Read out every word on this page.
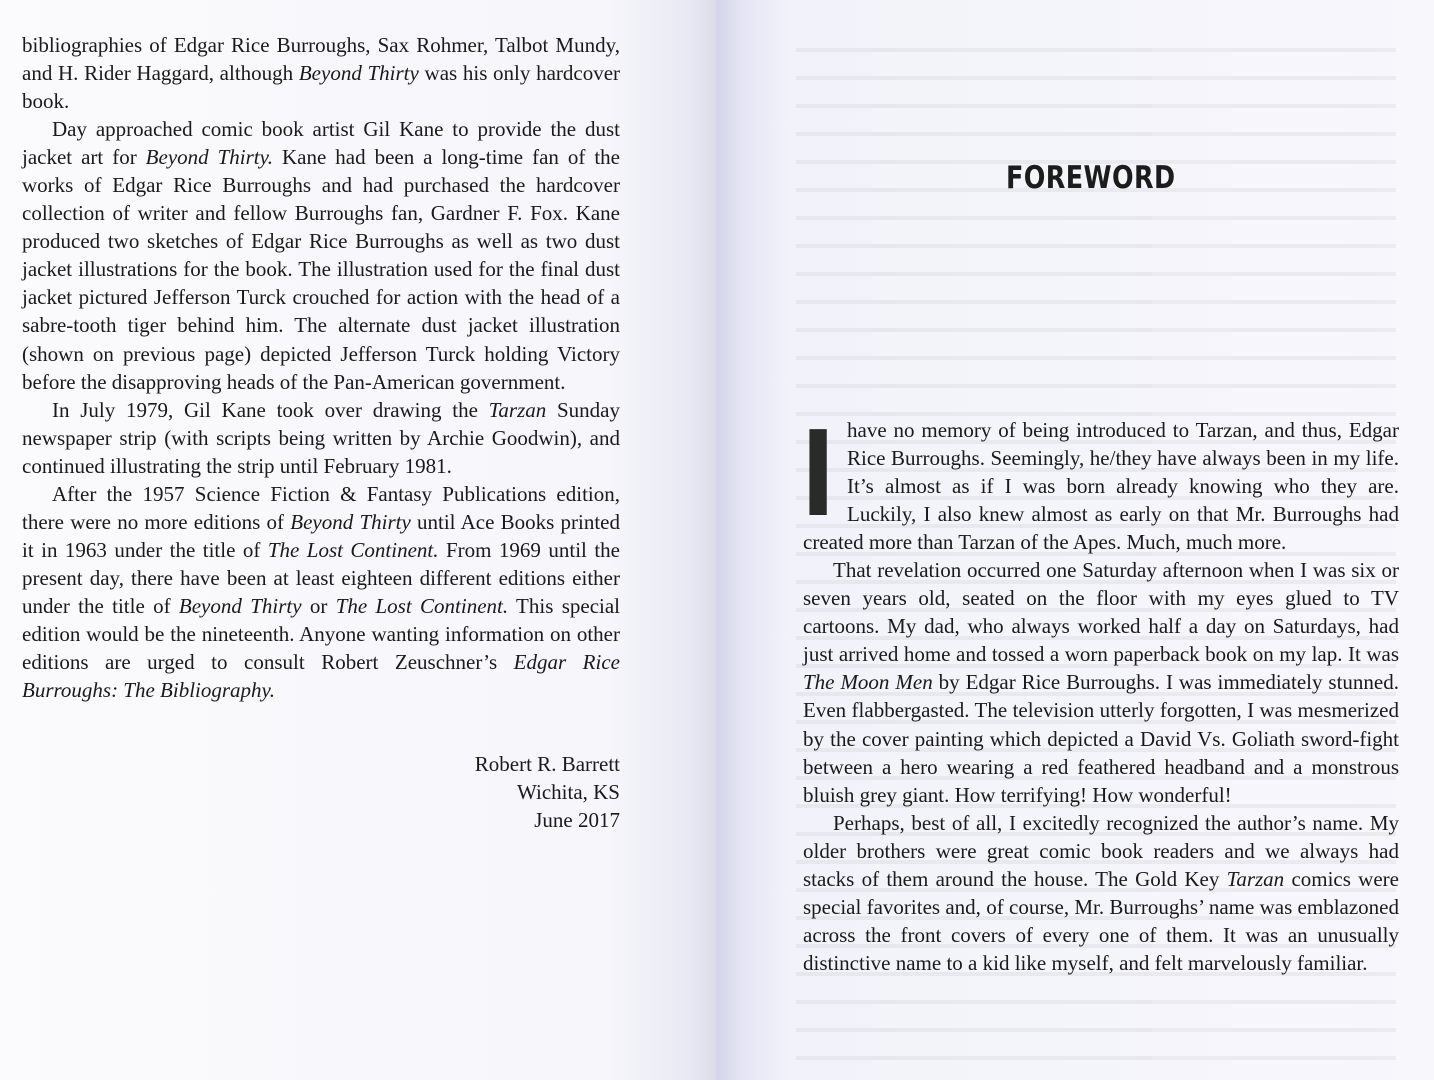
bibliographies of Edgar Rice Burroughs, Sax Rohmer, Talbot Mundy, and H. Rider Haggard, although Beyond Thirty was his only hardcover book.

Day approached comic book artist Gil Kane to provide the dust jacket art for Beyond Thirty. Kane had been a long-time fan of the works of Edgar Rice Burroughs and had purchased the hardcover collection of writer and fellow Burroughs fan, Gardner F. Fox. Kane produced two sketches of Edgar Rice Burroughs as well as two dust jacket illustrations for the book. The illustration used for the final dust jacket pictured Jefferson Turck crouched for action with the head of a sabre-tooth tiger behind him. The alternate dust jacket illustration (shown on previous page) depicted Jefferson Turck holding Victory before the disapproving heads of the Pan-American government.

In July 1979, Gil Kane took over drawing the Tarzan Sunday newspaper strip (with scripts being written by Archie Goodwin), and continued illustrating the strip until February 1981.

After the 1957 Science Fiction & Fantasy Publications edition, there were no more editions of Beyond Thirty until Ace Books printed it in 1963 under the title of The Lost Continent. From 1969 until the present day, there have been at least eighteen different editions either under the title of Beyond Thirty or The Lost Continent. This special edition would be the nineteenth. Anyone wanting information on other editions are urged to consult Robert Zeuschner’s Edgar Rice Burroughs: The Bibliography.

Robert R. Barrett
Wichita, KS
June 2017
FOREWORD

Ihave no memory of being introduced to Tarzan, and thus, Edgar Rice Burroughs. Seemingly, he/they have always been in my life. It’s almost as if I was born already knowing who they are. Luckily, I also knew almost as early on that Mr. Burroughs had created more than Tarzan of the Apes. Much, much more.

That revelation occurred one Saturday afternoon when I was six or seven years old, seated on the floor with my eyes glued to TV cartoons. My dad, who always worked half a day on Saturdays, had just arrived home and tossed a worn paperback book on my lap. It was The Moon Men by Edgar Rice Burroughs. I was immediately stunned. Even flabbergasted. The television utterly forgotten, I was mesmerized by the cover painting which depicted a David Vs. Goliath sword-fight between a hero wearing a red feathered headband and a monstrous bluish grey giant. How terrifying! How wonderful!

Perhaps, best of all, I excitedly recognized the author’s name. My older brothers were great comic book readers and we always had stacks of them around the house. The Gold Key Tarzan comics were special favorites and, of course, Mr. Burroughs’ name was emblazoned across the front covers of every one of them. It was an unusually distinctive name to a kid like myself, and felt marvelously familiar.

----

## Aim of the task:
Reproduce each line exactly, please, except for any pictures.

## The completed task:
Read out every word on this page.
bibliographies of Edgar Rice Burroughs, Sax Rohmer, Talbot Mundy, and H. Rider Haggard, although Beyond Thirty was his only hardcover book.

Day approached comic book artist Gil Kane to provide the dust jacket art for Beyond Thirty. Kane had been a long-time fan of the works of Edgar Rice Burroughs and had purchased the hardcover collection of writer and fellow Burroughs fan, Gardner F. Fox. Kane produced two sketches of Edgar Rice Burroughs as well as two dust jacket illustrations for the book. The illustration used for the final dust jacket pictured Jefferson Turck crouched for action with the head of a sabre-tooth tiger behind him. The alternate dust jacket illustration (shown on previous page) depicted Jefferson Turck holding Victory before the disapproving heads of the Pan-American government.

In July 1979, Gil Kane took over drawing the Tarzan Sunday newspaper strip (with scripts being written by Archie Goodwin), and continued illustrating the strip until February 1981.

After the 1957 Science Fiction & Fantasy Publications edition, there were no more editions of Beyond Thirty until Ace Books printed it in 1963 under the title of The Lost Continent. From 1969 until the present day, there have been at least eighteen different editions either under the title of Beyond Thirty or The Lost Continent. This special edition would be the nineteenth. Anyone wanting information on other editions are urged to consult Robert Zeuschner’s Edgar Rice Burroughs: The Bibliography.

Robert R. Barrett
Wichita, KS
June 2017
FOREWORD

Ihave no memory of being introduced to Tarzan, and thus, Edgar Rice Burroughs. Seemingly, he/they have always been in my life. It’s almost as if I was born already knowing who they are. Luckily, I also knew almost as early on that Mr. Burroughs had created more than Tarzan of the Apes. Much, much more.

That revelation occurred one Saturday afternoon when I was six or seven years old, seated on the floor with my eyes glued to TV cartoons. My dad, who always worked half a day on Saturdays, had just arrived home and tossed a worn paperback book on my lap. It was The Moon Men by Edgar Rice Burroughs. I was immediately stunned. Even flabbergasted. The television utterly forgotten, I was mesmerized by the cover painting which depicted a David Vs. Goliath sword-fight between a hero wearing a red feathered headband and a monstrous bluish grey giant. How terrifying! How wonderful!

Perhaps, best of all, I excitedly recognized the author’s name. My older brothers were great comic book readers and we always had stacks of them around the house. The Gold Key Tarzan comics were special favorites and, of course, Mr. Burroughs’ name was emblazoned across the front covers of every one of them. It was an unusually distinctive name to a kid like myself, and felt marvelously familiar.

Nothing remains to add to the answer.